Using the records below, please work out how many lines contain "Magnetoresistance"; answer with the number alone.

■ ■ ■

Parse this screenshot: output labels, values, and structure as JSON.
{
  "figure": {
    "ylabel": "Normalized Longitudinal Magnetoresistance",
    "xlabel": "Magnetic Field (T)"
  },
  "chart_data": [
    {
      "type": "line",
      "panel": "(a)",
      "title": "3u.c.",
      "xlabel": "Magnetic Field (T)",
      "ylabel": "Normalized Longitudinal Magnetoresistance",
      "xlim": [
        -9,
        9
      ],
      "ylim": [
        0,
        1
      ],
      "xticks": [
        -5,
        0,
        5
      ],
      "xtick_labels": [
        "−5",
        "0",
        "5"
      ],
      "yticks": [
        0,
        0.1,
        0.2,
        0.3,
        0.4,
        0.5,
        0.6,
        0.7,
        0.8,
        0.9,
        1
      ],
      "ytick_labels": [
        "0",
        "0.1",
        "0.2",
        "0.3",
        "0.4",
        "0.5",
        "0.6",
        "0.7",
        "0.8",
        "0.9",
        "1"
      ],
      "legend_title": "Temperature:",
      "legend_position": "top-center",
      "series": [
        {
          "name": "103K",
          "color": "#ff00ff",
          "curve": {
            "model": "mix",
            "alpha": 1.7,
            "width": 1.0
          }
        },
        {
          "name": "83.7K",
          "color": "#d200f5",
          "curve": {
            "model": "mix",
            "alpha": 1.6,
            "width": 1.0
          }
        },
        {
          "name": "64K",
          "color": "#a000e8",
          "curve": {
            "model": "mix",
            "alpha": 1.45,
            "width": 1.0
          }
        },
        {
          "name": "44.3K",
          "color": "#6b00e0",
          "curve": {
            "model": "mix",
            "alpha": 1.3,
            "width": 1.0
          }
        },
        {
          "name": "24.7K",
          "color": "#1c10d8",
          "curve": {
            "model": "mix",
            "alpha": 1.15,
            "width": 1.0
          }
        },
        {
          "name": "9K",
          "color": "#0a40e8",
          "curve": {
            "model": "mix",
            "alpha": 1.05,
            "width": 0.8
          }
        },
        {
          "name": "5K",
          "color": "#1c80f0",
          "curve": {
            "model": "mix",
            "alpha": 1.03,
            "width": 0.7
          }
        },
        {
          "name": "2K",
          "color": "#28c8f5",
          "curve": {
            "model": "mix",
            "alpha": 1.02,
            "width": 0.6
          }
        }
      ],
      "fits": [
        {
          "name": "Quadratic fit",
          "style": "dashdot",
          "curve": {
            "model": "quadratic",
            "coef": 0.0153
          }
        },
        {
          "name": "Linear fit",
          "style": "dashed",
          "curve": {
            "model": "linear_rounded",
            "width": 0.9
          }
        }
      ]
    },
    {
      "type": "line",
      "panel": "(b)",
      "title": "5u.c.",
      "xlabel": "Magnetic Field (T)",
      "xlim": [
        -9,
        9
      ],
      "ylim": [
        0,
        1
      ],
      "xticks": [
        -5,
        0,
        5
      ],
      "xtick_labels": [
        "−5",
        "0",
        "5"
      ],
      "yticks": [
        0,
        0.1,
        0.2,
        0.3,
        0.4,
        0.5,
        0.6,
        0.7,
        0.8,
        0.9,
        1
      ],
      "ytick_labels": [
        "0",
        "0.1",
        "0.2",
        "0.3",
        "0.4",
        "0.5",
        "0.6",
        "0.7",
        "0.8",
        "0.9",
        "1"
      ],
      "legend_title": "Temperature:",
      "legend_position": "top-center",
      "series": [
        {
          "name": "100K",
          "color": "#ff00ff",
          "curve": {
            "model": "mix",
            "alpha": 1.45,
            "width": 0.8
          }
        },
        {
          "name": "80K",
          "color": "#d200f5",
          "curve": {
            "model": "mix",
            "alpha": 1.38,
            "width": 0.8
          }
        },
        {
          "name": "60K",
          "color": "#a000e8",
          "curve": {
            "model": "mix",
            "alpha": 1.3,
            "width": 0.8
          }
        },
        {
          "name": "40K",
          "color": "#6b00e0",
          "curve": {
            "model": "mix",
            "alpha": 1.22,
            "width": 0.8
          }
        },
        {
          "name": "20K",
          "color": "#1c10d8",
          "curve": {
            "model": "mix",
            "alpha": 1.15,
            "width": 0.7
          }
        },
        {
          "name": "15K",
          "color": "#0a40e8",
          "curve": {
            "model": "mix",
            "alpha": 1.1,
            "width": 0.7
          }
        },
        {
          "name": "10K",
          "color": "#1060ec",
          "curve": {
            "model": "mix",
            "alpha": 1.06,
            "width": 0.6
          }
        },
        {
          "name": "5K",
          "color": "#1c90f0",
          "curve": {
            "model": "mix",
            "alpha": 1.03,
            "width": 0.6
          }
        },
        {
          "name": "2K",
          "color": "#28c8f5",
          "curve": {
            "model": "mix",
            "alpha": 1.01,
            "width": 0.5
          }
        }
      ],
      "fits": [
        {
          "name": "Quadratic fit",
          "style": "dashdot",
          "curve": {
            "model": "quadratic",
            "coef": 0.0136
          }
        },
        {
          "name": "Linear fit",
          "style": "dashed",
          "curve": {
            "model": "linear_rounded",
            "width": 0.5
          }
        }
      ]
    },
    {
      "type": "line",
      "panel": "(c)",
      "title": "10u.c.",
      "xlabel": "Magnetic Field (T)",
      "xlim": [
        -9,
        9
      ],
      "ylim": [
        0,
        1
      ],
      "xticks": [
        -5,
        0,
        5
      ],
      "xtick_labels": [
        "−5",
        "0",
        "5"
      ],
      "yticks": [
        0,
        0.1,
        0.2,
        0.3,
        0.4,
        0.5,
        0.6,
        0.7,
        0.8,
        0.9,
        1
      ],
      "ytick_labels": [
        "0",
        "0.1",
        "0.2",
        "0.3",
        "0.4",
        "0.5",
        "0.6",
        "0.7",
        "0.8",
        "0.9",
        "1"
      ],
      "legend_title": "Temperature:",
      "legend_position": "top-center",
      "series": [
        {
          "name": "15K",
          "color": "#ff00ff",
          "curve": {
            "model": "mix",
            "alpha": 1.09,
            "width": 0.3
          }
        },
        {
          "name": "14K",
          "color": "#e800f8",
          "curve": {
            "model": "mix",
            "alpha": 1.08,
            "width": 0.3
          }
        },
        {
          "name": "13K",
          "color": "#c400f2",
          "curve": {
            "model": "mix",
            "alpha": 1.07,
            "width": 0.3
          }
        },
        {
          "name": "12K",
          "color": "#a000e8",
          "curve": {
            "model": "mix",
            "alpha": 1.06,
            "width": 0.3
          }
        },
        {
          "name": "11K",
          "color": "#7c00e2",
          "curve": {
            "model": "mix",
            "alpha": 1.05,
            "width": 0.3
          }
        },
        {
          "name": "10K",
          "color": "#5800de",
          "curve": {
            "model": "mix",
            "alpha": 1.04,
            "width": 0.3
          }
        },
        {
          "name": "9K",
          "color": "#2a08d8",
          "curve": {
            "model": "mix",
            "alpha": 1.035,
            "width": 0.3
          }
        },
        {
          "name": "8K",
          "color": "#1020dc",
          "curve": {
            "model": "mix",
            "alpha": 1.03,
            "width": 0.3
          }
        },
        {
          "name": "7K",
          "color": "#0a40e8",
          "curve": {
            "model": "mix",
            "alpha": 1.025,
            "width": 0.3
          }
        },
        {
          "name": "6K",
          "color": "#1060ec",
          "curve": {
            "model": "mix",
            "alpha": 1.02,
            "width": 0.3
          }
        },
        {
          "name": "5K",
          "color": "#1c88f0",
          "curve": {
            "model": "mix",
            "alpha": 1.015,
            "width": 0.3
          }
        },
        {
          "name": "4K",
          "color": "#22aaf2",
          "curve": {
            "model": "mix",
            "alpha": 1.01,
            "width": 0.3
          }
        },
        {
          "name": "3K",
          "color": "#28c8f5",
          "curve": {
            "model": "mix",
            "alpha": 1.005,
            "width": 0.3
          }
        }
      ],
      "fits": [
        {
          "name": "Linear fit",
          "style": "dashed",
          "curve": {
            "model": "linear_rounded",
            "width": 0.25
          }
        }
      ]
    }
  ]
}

■ ■ ■

Written answer: 2